### WHAT YOU HAVE TO DO
Transcribe every line of the records below without altering a single character.

### STORED DATA

───

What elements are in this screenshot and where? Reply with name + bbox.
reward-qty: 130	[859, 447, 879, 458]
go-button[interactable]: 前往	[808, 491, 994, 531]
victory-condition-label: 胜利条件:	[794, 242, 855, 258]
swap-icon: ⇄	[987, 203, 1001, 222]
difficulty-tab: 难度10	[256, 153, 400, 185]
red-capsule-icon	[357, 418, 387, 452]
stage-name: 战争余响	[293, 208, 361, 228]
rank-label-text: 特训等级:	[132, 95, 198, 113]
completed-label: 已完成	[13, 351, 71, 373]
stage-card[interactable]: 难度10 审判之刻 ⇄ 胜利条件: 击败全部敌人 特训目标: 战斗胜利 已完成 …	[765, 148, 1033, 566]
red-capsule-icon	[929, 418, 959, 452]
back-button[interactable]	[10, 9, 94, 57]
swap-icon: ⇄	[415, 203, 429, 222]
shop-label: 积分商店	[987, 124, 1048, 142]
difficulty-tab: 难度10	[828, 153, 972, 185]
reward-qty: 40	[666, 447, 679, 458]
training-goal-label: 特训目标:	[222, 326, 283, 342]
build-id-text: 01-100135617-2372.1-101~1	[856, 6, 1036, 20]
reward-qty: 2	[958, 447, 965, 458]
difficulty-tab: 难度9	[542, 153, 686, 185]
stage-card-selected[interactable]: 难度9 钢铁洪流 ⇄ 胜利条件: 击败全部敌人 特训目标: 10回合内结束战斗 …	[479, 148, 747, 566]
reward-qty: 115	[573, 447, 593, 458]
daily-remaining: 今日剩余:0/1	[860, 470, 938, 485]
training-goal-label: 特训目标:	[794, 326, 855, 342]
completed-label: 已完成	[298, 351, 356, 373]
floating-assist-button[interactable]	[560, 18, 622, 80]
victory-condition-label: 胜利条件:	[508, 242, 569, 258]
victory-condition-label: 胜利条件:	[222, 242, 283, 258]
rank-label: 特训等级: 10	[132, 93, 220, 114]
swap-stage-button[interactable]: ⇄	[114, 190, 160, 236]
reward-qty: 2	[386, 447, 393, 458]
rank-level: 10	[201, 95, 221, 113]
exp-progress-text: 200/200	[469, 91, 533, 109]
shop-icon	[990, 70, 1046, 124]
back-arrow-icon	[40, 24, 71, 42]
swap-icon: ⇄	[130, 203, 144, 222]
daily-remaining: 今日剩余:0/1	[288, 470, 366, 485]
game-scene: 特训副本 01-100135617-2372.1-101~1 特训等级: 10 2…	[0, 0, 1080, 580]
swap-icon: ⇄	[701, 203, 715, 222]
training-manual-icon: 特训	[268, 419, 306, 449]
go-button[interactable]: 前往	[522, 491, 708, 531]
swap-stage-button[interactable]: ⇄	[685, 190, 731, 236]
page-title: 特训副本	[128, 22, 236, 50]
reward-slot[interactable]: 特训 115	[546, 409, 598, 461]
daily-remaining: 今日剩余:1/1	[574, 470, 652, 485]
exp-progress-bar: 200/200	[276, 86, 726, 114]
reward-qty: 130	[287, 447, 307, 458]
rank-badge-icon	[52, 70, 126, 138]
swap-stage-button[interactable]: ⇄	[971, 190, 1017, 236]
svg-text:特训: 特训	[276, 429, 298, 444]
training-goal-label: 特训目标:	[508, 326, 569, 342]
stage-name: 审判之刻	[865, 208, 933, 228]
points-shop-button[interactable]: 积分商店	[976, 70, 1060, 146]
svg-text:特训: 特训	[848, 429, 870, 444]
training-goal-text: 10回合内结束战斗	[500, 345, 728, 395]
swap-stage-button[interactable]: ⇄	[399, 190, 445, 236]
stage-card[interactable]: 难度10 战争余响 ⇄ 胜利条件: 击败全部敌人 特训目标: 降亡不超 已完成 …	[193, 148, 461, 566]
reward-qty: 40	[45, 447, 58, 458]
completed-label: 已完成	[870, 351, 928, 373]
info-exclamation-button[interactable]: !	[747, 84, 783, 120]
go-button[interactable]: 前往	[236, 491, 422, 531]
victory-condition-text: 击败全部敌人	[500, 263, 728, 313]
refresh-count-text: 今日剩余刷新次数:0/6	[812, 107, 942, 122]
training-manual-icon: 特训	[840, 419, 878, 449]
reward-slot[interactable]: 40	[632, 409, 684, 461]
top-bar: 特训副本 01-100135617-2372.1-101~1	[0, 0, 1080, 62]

───

### RESPONSE TO THE EXERCISE
What elements are in this screenshot and where? Reply with name + bbox.
reward-qty: 130	[859, 447, 879, 458]
go-button[interactable]: 前往	[808, 491, 994, 531]
victory-condition-label: 胜利条件:	[794, 242, 855, 258]
swap-icon: ⇄	[987, 203, 1001, 222]
difficulty-tab: 难度10	[256, 153, 400, 185]
red-capsule-icon	[357, 418, 387, 452]
stage-name: 战争余响	[293, 208, 361, 228]
rank-label-text: 特训等级:	[132, 95, 198, 113]
completed-label: 已完成	[13, 351, 71, 373]
stage-card[interactable]: 难度10 审判之刻 ⇄ 胜利条件: 击败全部敌人 特训目标: 战斗胜利 已完成 …	[765, 148, 1033, 566]
red-capsule-icon	[929, 418, 959, 452]
back-button[interactable]	[10, 9, 94, 57]
swap-icon: ⇄	[415, 203, 429, 222]
shop-label: 积分商店	[987, 124, 1048, 142]
difficulty-tab: 难度10	[828, 153, 972, 185]
reward-qty: 40	[666, 447, 679, 458]
training-goal-label: 特训目标:	[222, 326, 283, 342]
build-id-text: 01-100135617-2372.1-101~1	[856, 6, 1036, 20]
reward-qty: 2	[958, 447, 965, 458]
difficulty-tab: 难度9	[542, 153, 686, 185]
stage-card-selected[interactable]: 难度9 钢铁洪流 ⇄ 胜利条件: 击败全部敌人 特训目标: 10回合内结束战斗 …	[479, 148, 747, 566]
reward-qty: 115	[573, 447, 593, 458]
daily-remaining: 今日剩余:0/1	[860, 470, 938, 485]
training-goal-label: 特训目标:	[794, 326, 855, 342]
completed-label: 已完成	[298, 351, 356, 373]
floating-assist-button[interactable]	[560, 18, 622, 80]
victory-condition-label: 胜利条件:	[508, 242, 569, 258]
victory-condition-label: 胜利条件:	[222, 242, 283, 258]
rank-label: 特训等级: 10	[132, 93, 220, 114]
swap-stage-button[interactable]: ⇄	[114, 190, 160, 236]
reward-qty: 2	[386, 447, 393, 458]
rank-level: 10	[201, 95, 221, 113]
exp-progress-text: 200/200	[469, 91, 533, 109]
shop-icon	[990, 70, 1046, 124]
back-arrow-icon	[40, 24, 71, 42]
swap-icon: ⇄	[130, 203, 144, 222]
daily-remaining: 今日剩余:0/1	[288, 470, 366, 485]
game-scene: 特训副本 01-100135617-2372.1-101~1 特训等级: 10 2…	[0, 0, 1080, 580]
swap-icon: ⇄	[701, 203, 715, 222]
training-manual-icon: 特训	[268, 419, 306, 449]
go-button[interactable]: 前往	[522, 491, 708, 531]
swap-stage-button[interactable]: ⇄	[685, 190, 731, 236]
page-title: 特训副本	[128, 22, 236, 50]
reward-slot[interactable]: 特训 115	[546, 409, 598, 461]
daily-remaining: 今日剩余:1/1	[574, 470, 652, 485]
exp-progress-bar: 200/200	[276, 86, 726, 114]
reward-qty: 130	[287, 447, 307, 458]
rank-badge-icon	[52, 70, 126, 138]
swap-stage-button[interactable]: ⇄	[971, 190, 1017, 236]
svg-text:特训: 特训	[276, 429, 298, 444]
training-goal-label: 特训目标:	[508, 326, 569, 342]
stage-name: 审判之刻	[865, 208, 933, 228]
points-shop-button[interactable]: 积分商店	[976, 70, 1060, 146]
svg-text:特训: 特训	[848, 429, 870, 444]
training-goal-text: 10回合内结束战斗	[500, 345, 728, 395]
swap-stage-button[interactable]: ⇄	[399, 190, 445, 236]
stage-card[interactable]: 难度10 战争余响 ⇄ 胜利条件: 击败全部敌人 特训目标: 降亡不超 已完成 …	[193, 148, 461, 566]
reward-qty: 40	[45, 447, 58, 458]
completed-label: 已完成	[870, 351, 928, 373]
info-exclamation-button[interactable]: !	[747, 84, 783, 120]
go-button[interactable]: 前往	[236, 491, 422, 531]
victory-condition-text: 击败全部敌人	[500, 263, 728, 313]
refresh-count-text: 今日剩余刷新次数:0/6	[812, 107, 942, 122]
training-manual-icon: 特训	[840, 419, 878, 449]
reward-slot[interactable]: 40	[632, 409, 684, 461]
top-bar: 特训副本 01-100135617-2372.1-101~1	[0, 0, 1080, 62]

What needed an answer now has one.